I’m completely clueless about caillettes, (pronounced ky-yet). But I’m up for strange and unfamiliar food. Well, that’s another story. These pork and chard sausages are specialties from the Ardèche region in South-Central France. By all accounts, caillettes are slightly flattened, souped-up meatballs dating back to the 16th century.
In fact, caillettes take on the shape of a big Easter egg. The recipe comes from David Lebovitz in My Paris Kitchen. The key ingredients consist of: chicken liver, onion, garlic, ground pork, Swiss chard, allspice and herbs. However, in France you wrap the pork and chard sausage in cail fat to hold it together. Here, we have to make do with thin slices of bacon.
The trouble is when I chop all the ingredients in the food processor, they don’t quite come together. To rescue that, I have to strain out a good amount of liquid with a mesh strainer. Then refrigerate the sausage mix before I can shape it into what resembles a caille or baby quail. Since the only thing oval I can find in my kitchen is a soup ladle, I use that as a mold to squeeze the sausage mixture together. And wrap bacon slices around the caillettes — like mummies.
Next, off they went into the oven. The caillette stayed together in one piece. Finally, I let out a sigh of relief. After 35 minutes in the oven, the bacon did not turn golden brown as I expected. I did not want to overcook the sausages, since they were almost fully cooked before the baking. So I took the caillettes out of the oven. Paused, and eventually, deployed yet another gadget for the rescue — a blow torch.
For dinner, I served the pork and chard sausages with some roasted potatoes and asparagus. Strangely enough, my husband asked whether there was liver in the caillettes. And he liked them!
To see other versions of caillettes from our friends at Cook-the-Book-Fridays, click here.
6 Comments
Mardi (eat. live. travel. write.)
March 29, 2019 at 3:10 pmGlad you enjoyed this. I posted a link to a recipe for a more traditional version in my post (where the pork is not cooked twice which think I might enjoy a lot more!).
Chez Nana
March 29, 2019 at 3:29 pmI was really looking forward to make this recipe but unfortunately it just didn’t work for me. I do enjoy all the ingredients, I just don’t know what the problem was.
Katie from ProfWhoCooks
March 30, 2019 at 9:33 amThat’s a really good idea with the soup ladle! I’m going to keep that in mind! I, too, had trouble with the bacon not browning and did consider my kitchen torch. I ended up putting them under the broiler for a quick minute and it worked out. They look good, Shirley! How was the texture? I skipped browning the pork and very much enjoyed these.
Shirley@EverOpenSauce
March 31, 2019 at 4:09 pmThe texture of the sausage is very much like that of a soft meat ball. In other words, there is not a lot of textural contrasts.
betsy
March 31, 2019 at 10:55 amMy bacon didn’t brown either, but I didn’t have the other issues you had. I liked the flavors, but found it too much work for the end result. Was yours too wet after cooking the chard? I use a potato ricer to squeeze the liquid out of cooked greens (read it in Cook’s Illustrated). It works great.
Shirley@EverOpenSauce
March 31, 2019 at 4:07 pmThat’s a wonderful idea to use a potato ricer to squeeze out unwanted liquid from whatever. Thanks, Betsy.

----------

▸ Tasks to complete
A) Rewrite the paragraph of the caillettes post that begins "The trouble is when I chop" as a short list of steps, keeping its main facts.
B) According to the caillettes post, which region of France are these pork and chard sausages specialties from?
C) Which key ingredients does the caillettes post list in the sentence beginning "The key ingredients consist of"? List all of them.
The records aren't needed for any of this.

▸ Available data
----------

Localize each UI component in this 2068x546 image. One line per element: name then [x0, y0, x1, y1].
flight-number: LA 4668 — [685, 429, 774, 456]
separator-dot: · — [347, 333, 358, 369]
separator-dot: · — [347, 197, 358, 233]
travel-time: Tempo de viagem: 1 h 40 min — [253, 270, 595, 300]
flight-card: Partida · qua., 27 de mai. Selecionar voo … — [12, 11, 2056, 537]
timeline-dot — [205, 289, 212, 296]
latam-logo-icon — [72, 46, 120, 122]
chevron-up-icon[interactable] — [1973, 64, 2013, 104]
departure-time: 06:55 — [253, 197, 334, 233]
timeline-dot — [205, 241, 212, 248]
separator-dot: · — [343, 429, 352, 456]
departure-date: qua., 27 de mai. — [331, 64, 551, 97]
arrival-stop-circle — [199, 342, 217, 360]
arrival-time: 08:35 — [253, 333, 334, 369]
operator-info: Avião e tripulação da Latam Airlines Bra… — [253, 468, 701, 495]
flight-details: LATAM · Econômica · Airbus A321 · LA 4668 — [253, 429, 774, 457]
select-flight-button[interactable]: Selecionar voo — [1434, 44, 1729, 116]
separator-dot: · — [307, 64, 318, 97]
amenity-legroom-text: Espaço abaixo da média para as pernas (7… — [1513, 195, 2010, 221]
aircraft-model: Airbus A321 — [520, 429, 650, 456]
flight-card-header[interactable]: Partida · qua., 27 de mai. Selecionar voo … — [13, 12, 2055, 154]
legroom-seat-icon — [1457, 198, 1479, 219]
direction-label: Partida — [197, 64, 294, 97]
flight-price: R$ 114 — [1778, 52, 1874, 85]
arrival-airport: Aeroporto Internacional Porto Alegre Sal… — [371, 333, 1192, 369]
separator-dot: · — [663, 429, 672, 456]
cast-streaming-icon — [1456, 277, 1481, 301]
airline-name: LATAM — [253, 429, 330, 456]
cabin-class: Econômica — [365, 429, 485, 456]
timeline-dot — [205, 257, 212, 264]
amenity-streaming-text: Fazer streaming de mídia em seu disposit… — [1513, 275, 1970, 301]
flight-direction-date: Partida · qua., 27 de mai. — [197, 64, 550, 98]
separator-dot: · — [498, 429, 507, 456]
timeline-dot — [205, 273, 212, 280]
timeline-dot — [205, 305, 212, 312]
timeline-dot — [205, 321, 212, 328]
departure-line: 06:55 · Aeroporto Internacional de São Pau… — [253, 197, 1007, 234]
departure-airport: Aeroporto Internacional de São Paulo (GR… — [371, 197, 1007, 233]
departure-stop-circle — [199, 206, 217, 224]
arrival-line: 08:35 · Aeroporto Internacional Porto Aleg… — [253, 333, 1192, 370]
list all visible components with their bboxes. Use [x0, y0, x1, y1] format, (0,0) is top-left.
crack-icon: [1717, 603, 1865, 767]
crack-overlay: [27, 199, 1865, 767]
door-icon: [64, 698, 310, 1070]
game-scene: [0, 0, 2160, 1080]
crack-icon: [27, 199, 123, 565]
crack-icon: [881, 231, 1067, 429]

----------

▸ Task answers
A)
- Chopping the ingredients in the food processor left them not quite coming together.
- A good amount of liquid was strained out with a mesh strainer.
- The sausage mix was refrigerated before shaping it into something resembling a caille, or baby quail.
- A soup ladle, the only oval thing in the kitchen, served as a mold to squeeze the mixture together.
- Bacon slices were wrapped around the caillettes like mummies.

B) The Ardèche region in South-Central France.

C)
- Chicken liver
- Onion
- Garlic
- Ground pork
- Swiss chard
- Allspice
- Herbs